● Required task
Wherever a line in the data below holds "only", copy that line.

● Material for the task
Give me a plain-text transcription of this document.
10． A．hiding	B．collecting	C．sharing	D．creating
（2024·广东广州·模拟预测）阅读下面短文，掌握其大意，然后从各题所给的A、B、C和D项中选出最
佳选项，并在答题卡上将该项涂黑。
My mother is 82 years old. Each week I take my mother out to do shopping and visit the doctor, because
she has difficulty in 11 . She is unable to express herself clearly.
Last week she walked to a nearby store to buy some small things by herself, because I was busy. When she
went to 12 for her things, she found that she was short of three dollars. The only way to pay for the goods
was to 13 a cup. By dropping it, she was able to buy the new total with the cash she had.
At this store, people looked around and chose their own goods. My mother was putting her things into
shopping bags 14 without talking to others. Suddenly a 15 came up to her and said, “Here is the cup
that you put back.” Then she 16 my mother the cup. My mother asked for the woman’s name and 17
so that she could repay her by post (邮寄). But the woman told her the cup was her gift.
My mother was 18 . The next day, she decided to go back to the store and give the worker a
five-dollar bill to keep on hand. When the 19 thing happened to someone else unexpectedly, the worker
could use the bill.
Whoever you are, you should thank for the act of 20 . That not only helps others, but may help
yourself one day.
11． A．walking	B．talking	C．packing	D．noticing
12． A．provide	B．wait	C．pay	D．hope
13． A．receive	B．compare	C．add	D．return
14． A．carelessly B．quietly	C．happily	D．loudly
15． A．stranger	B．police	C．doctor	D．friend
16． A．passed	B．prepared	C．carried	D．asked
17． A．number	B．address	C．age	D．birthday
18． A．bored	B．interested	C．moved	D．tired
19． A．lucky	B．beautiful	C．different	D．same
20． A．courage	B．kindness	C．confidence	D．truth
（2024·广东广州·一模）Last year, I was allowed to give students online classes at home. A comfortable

● Result
went to 12 for her things, she found that she was short of three dollars. The only way to pay for the goods
Whoever you are, you should thank for the act of 20 . That not only helps others, but may help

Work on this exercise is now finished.